Exercise requirements
Output the entries below exactly as written, omitting pictures.

╭─ Records for this exercise

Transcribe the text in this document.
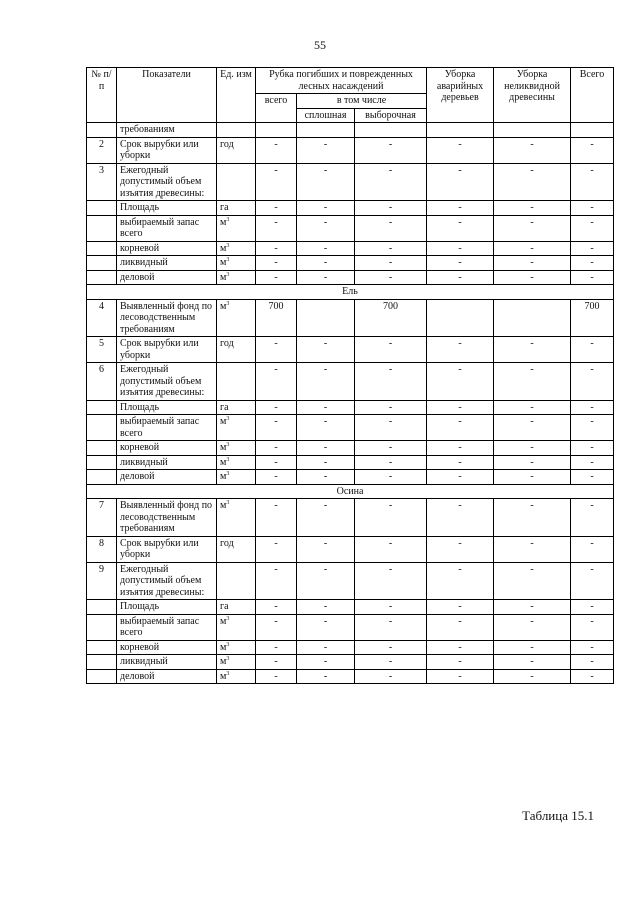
55
№ п/п	Показатели	Ед. изм	Рубка погибших и поврежденных лесных насаждений			Уборка аварийных деревьев	Уборка неликвидной древесины	Всего
			всего	в том числе				
				сплошная	выборочная			
	требованиям							
2	Срок вырубки или уборки	год	-	-	-	-	-	-
3	Ежегодный допустимый объем изъятия древесины:		-	-	-	-	-	-
	Площадь	га	-	-	-	-	-	-
	выбираемый запас всего	$м^3$	-	-	-	-	-	-
	корневой	$м^3$	-	-	-	-	-	-
	ликвидный	$м^3$	-	-	-	-	-	-
	деловой	$м^3$	-	-	-	-	-	-
Ель								
4	Выявленный фонд по лесоводственным требованиям	$м^3$	700		700			700
5	Срок вырубки или уборки	год	-	-	-	-	-	-
6	Ежегодный допустимый объем изъятия древесины:		-	-	-	-	-	-
	Площадь	га	-	-	-	-	-	-
	выбираемый запас всего	$м^3$	-	-	-	-	-	-
	корневой	$м^3$	-	-	-	-	-	-
	ликвидный	$м^3$	-	-	-	-	-	-
	деловой	$м^3$	-	-	-	-	-	-
Осина								
7	Выявленный фонд по лесоводственным требованиям	$м^3$	-	-	-	-	-	-
8	Срок вырубки или уборки	год	-	-	-	-	-	-
9	Ежегодный допустимый объем изъятия древесины:		-	-	-	-	-	-
	Площадь	га	-	-	-	-	-	-
	выбираемый запас всего	$м^3$	-	-	-	-	-	-
	корневой	$м^3$	-	-	-	-	-	-
	ликвидный	$м^3$	-	-	-	-	-	-
	деловой	$м^3$	-	-	-	-	-	-
Таблица 15.1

╰─

Answer
Transcribe the text in this document.
55
№ п/п	Показатели	Ед. изм	Рубка погибших и поврежденных лесных насаждений			Уборка аварийных деревьев	Уборка неликвидной древесины	Всего
			всего	в том числе				
				сплошная	выборочная			
	требованиям							
2	Срок вырубки или уборки	год	-	-	-	-	-	-
3	Ежегодный допустимый объем изъятия древесины:		-	-	-	-	-	-
	Площадь	га	-	-	-	-	-	-
	выбираемый запас всего	$м^3$	-	-	-	-	-	-
	корневой	$м^3$	-	-	-	-	-	-
	ликвидный	$м^3$	-	-	-	-	-	-
	деловой	$м^3$	-	-	-	-	-	-
Ель								
4	Выявленный фонд по лесоводственным требованиям	$м^3$	700		700			700
5	Срок вырубки или уборки	год	-	-	-	-	-	-
6	Ежегодный допустимый объем изъятия древесины:		-	-	-	-	-	-
	Площадь	га	-	-	-	-	-	-
	выбираемый запас всего	$м^3$	-	-	-	-	-	-
	корневой	$м^3$	-	-	-	-	-	-
	ликвидный	$м^3$	-	-	-	-	-	-
	деловой	$м^3$	-	-	-	-	-	-
Осина								
7	Выявленный фонд по лесоводственным требованиям	$м^3$	-	-	-	-	-	-
8	Срок вырубки или уборки	год	-	-	-	-	-	-
9	Ежегодный допустимый объем изъятия древесины:		-	-	-	-	-	-
	Площадь	га	-	-	-	-	-	-
	выбираемый запас всего	$м^3$	-	-	-	-	-	-
	корневой	$м^3$	-	-	-	-	-	-
	ликвидный	$м^3$	-	-	-	-	-	-
	деловой	$м^3$	-	-	-	-	-	-
Таблица 15.1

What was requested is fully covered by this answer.